» Request 1
Transcribe the entire text on Brexit and gender equality in the UK without any changes.

Ensure that Brexit doesn't turn back the clock on gender equality in the UK

Ensure that Brexit doesn't turn back the clock on gender equality in the UK

The Women’s Equality Party notes not only that the Brexit debate lacked women’s voices but also that the post-referendum debate and decisionmaking has failed to address the potential impact of Britain’s exit from the European Union on the lives of women across the economic spectrum. The stagnation or diminishing of EU-derived social rights and the increase of xenophobia is likely to hit women the hardest, particularly BAME women and disabled women.

The government’s actions have created an environment of unprecedented political uncertainty. The deliberate absence of responsible planning has left over 3 million EU migrants who live in the UK – along with their families, communities, employees and employers – in complete uncertainty, as well as the 1.2 million British-born people living in other EU countries. In addition, Theresa May has opted to add fuel to the fire by justifying the xenophobia her own party members and ministers ignited during the Brexit debate.

While the true economic consequences are still being debated, there are early indications that Brexit may significantly harm the UK economy in the long run. Leading business owners, academics, organisations and social campaigners have flagged major concerns of a “hard” rupture from Europe. The impact of Brexit on higher education in the UK, and on UK students pursuing education in EU countries, is also still to be fully evaluated.

» Request 2
Format part of the records as a Markdown table with the columns "Row" and "Record line". Begin at the record line containing "- carousel-prev-button[interactable]: ‹: [370, 509, 393, 532]", stop after the one containing "- chevron-left-icon: ‹: [379, 513, 384, 528]", and omit blank lines.

Data items:
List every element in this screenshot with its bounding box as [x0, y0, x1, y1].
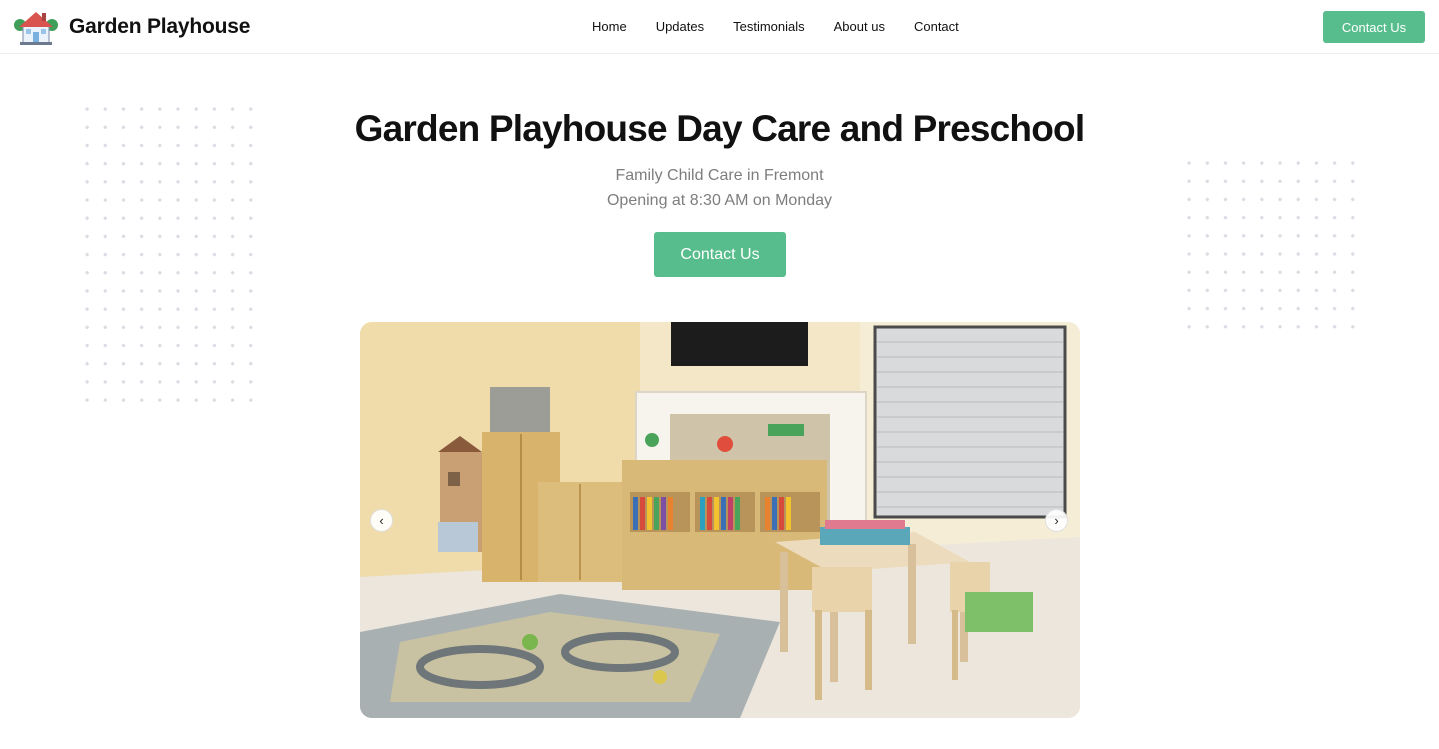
- carousel-prev-button[interactable]: ‹: [370, 509, 393, 532]
- nav-updates[interactable]: Updates: [656, 18, 704, 36]
- page-title: Garden Playhouse Day Care and Preschool: [354, 108, 1085, 149]
- chevron-left-icon: ‹: [379, 513, 384, 528]
- house-icon: [14, 12, 58, 45]
- main-nav: Home Updates Testimonials About us Conta…: [592, 18, 959, 36]
- hero-contact-button[interactable]: Contact Us: [654, 232, 786, 277]
- nav-testimonials[interactable]: Testimonials: [733, 18, 805, 36]
- brand-name: Garden Playhouse: [69, 15, 251, 38]
- opening-hours: Opening at 8:30 AM on Monday: [606, 192, 833, 209]
- header-contact-button[interactable]: Contact Us: [1323, 11, 1425, 43]
- hero-subtitle: Family Child Care in Fremont: [615, 167, 824, 184]
- classroom-photo: [360, 322, 1080, 718]
- nav-home[interactable]: Home: [592, 18, 627, 36]
- brand[interactable]: Garden Playhouse: [14, 8, 250, 46]
- top-navbar: Garden Playhouse Home Updates Testimonia…: [0, 0, 1439, 54]
- chevron-right-icon: ›: [1054, 513, 1059, 528]
- carousel-next-button[interactable]: ›: [1045, 509, 1068, 532]
- nav-contact[interactable]: Contact: [914, 18, 959, 36]
- nav-about-us[interactable]: About us: [834, 18, 885, 36]
- photo-carousel: [360, 322, 1080, 718]
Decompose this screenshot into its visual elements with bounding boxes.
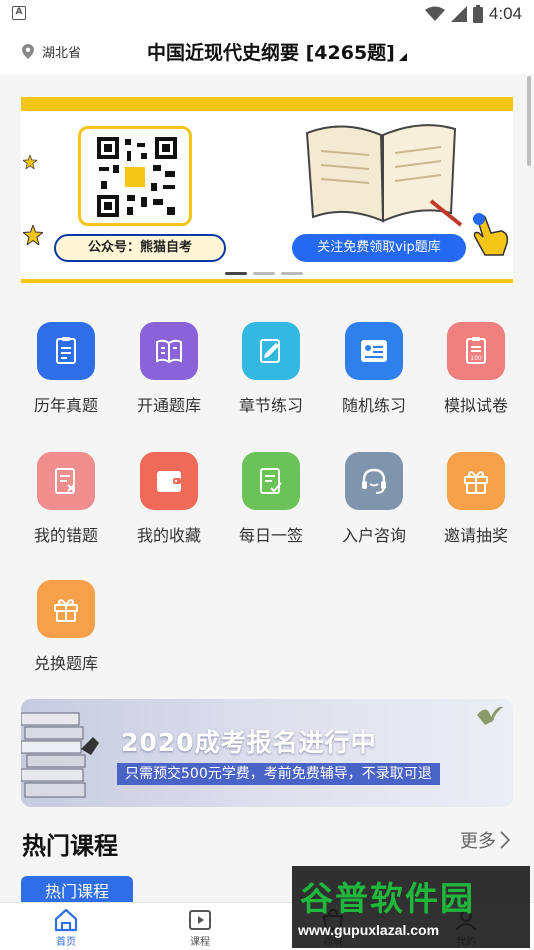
location-selector[interactable]: 湖北省 — [22, 42, 81, 61]
grid-item-label: 章节练习 — [238, 396, 303, 415]
subject-selector[interactable]: 中国近现代史纲要 [4265题] — [147, 38, 407, 65]
battery-icon — [472, 5, 483, 23]
banner-wechat-label[interactable]: 公众号：熊猫自考 — [54, 234, 226, 262]
video-play-icon — [160, 907, 240, 933]
grid-item[interactable]: 随机练习 — [324, 322, 424, 416]
banner-follow-button[interactable]: 关注免费领取vip题库 — [292, 234, 466, 262]
svg-text:100: 100 — [470, 355, 482, 362]
exam-paper-icon — [37, 322, 95, 380]
ad-title: 2020成考报名进行中 — [121, 728, 377, 757]
banner-pagination — [225, 272, 303, 275]
edit-note-icon — [242, 322, 300, 380]
open-book-illustration — [305, 124, 463, 227]
promo-banner[interactable]: 公众号：熊猫自考 关注免费领取vip题库 — [21, 97, 513, 283]
dropdown-triangle-icon — [398, 52, 407, 61]
qr-code-frame — [78, 126, 192, 226]
watermark-overlay: 谷普软件园 www.gupuxlazal.com — [292, 866, 530, 948]
status-icons: 4:04 — [424, 4, 522, 24]
status-time: 4:04 — [488, 4, 522, 23]
pagination-dot — [281, 272, 303, 275]
grid-item-label: 模拟试卷 — [443, 396, 508, 415]
grid-item-label: 每日一签 — [238, 526, 303, 545]
grid-item[interactable]: 章节练习 — [221, 322, 321, 416]
grid-item[interactable]: 邀请抽奖 — [426, 452, 526, 546]
open-book-icon — [140, 322, 198, 380]
book-stack-illustration — [21, 712, 99, 798]
nav-label: 课程 — [190, 937, 210, 948]
gift-icon — [447, 452, 505, 510]
nav-label: 首页 — [56, 937, 76, 948]
gift-icon — [37, 580, 95, 638]
more-label: 更多 — [460, 831, 496, 852]
nav-item-1[interactable]: 课程 — [160, 907, 240, 948]
star-icon — [23, 225, 43, 245]
grid-item[interactable]: 每日一签 — [221, 452, 321, 546]
more-link[interactable]: 更多 — [460, 827, 510, 853]
wifi-icon — [424, 6, 445, 21]
watermark-title: 谷普软件园 — [300, 879, 475, 918]
home-icon — [26, 907, 106, 933]
status-bar: A 4:04 — [0, 0, 534, 28]
grid-item[interactable]: 历年真题 — [16, 322, 116, 416]
hot-courses-title: 热门课程 — [22, 832, 118, 860]
pointing-hand-icon — [473, 213, 509, 256]
grid-item-label: 开通题库 — [136, 396, 201, 415]
enrollment-ad-banner[interactable]: 2020成考报名进行中 只需预交500元学费，考前免费辅导，不录取可退 — [21, 699, 513, 807]
banner-top-strip — [21, 101, 513, 111]
watermark-url: www.gupuxlazal.com — [298, 922, 440, 938]
grid-item-label: 随机练习 — [341, 396, 406, 415]
grid-item[interactable]: 开通题库 — [119, 322, 219, 416]
star-icon — [23, 155, 37, 169]
grid-item[interactable]: 兑换题库 — [16, 580, 116, 674]
pagination-dot — [253, 272, 275, 275]
wallet-icon — [140, 452, 198, 510]
scrollbar[interactable] — [527, 76, 531, 166]
bird-illustration — [477, 706, 503, 725]
id-card-icon — [345, 322, 403, 380]
headset-icon — [345, 452, 403, 510]
top-header: 湖北省 中国近现代史纲要 [4265题] — [0, 28, 534, 74]
chevron-right-icon — [500, 831, 510, 849]
location-pin-icon — [22, 44, 34, 59]
grid-item[interactable]: 100 模拟试卷 — [426, 322, 526, 416]
grid-item-label: 邀请抽奖 — [443, 526, 508, 545]
nav-item-0[interactable]: 首页 — [26, 907, 106, 948]
wrong-answer-icon — [37, 452, 95, 510]
ad-subtitle: 只需预交500元学费，考前免费辅导，不录取可退 — [117, 763, 440, 785]
pagination-dot — [225, 272, 247, 275]
grid-item-label: 我的收藏 — [136, 526, 201, 545]
checkin-icon — [242, 452, 300, 510]
page-title: 中国近现代史纲要 [4265题] — [147, 42, 395, 64]
grid-item-label: 兑换题库 — [33, 654, 98, 673]
signal-icon — [450, 6, 467, 22]
score-sheet-icon: 100 — [447, 322, 505, 380]
grid-item-label: 历年真题 — [33, 396, 98, 415]
location-label: 湖北省 — [42, 46, 82, 61]
qr-code-icon — [97, 137, 177, 217]
grid-item-label: 我的错题 — [33, 526, 98, 545]
grid-item[interactable]: 入户咨询 — [324, 452, 424, 546]
grid-item[interactable]: 我的收藏 — [119, 452, 219, 546]
notification-app-icon: A — [12, 6, 26, 20]
grid-item[interactable]: 我的错题 — [16, 452, 116, 546]
grid-item-label: 入户咨询 — [341, 526, 406, 545]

» Reply 1
Ensure that Brexit doesn't turn back the clock on gender equality in the UK

Ensure that Brexit doesn't turn back the clock on gender equality in the UK

The Women’s Equality Party notes not only that the Brexit debate lacked women’s voices but also that the post-referendum debate and decisionmaking has failed to address the potential impact of Britain’s exit from the European Union on the lives of women across the economic spectrum. The stagnation or diminishing of EU-derived social rights and the increase of xenophobia is likely to hit women the hardest, particularly BAME women and disabled women.

The government’s actions have created an environment of unprecedented political uncertainty. The deliberate absence of responsible planning has left over 3 million EU migrants who live in the UK – along with their families, communities, employees and employers – in complete uncertainty, as well as the 1.2 million British-born people living in other EU countries. In addition, Theresa May has opted to add fuel to the fire by justifying the xenophobia her own party members and ministers ignited during the Brexit debate.

While the true economic consequences are still being debated, there are early indications that Brexit may significantly harm the UK economy in the long run. Leading business owners, academics, organisations and social campaigners have flagged major concerns of a “hard” rupture from Europe. The impact of Brexit on higher education in the UK, and on UK students pursuing education in EU countries, is also still to be fully evaluated.

» Reply 2
| Row | Record line |
|---|---|
| 1 | - carousel-prev-button[interactable]: ‹: [370, 509, 393, 532] |
| 2 | - nav-updates[interactable]: Updates: [656, 18, 704, 36] |
| 3 | - page-title: Garden Playhouse Day Care and Preschool: [354, 108, 1085, 149] |
| 4 | - chevron-left-icon: ‹: [379, 513, 384, 528] |